### WHAT YOU WILL DO
All of the entries must be reproduced exactly, with no images carried over.

>> Begin RECORDS PROVIDED

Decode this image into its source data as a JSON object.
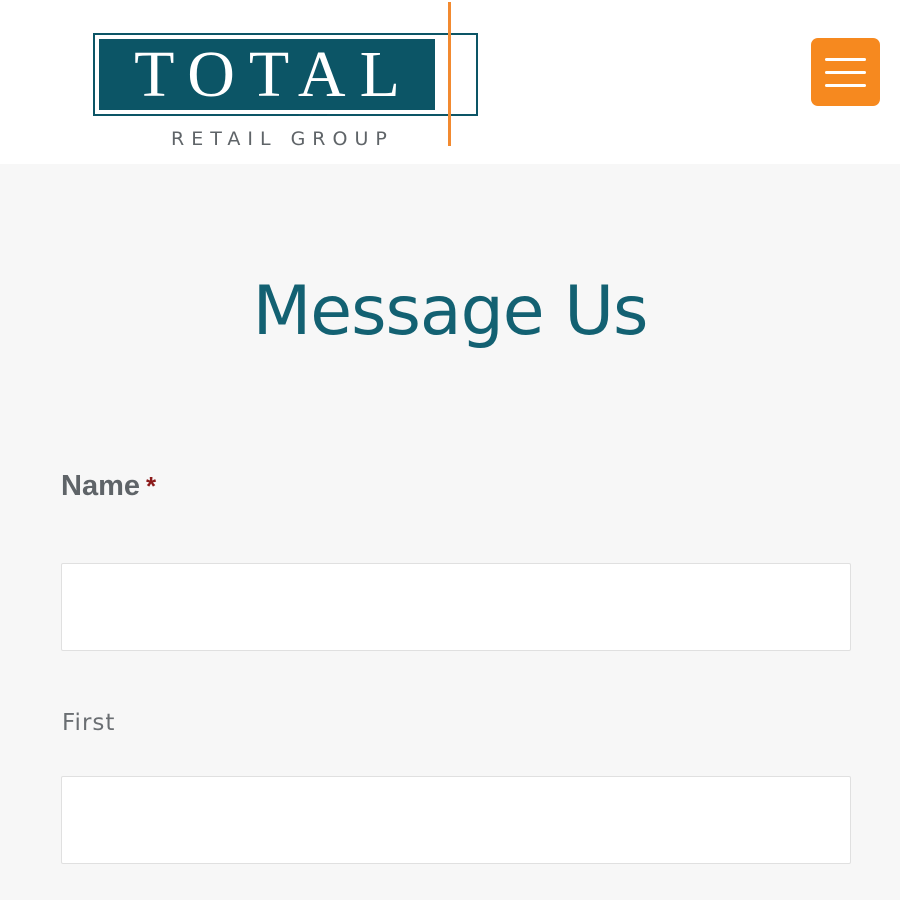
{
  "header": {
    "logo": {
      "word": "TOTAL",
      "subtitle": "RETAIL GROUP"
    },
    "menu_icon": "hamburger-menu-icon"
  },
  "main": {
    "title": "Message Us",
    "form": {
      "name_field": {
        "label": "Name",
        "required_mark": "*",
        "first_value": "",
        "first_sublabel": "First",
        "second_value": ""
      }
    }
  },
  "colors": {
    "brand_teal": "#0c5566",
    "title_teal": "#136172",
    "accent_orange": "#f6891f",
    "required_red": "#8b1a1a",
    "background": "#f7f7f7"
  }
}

>> End RECORDS PROVIDED

### ANSWER BELOW
Decode this image into its source data as a JSON object.
{
  "header": {
    "logo": {
      "word": "TOTAL",
      "subtitle": "RETAIL GROUP"
    },
    "menu_icon": "hamburger-menu-icon"
  },
  "main": {
    "title": "Message Us",
    "form": {
      "name_field": {
        "label": "Name",
        "required_mark": "*",
        "first_value": "",
        "first_sublabel": "First",
        "second_value": ""
      }
    }
  },
  "colors": {
    "brand_teal": "#0c5566",
    "title_teal": "#136172",
    "accent_orange": "#f6891f",
    "required_red": "#8b1a1a",
    "background": "#f7f7f7"
  }
}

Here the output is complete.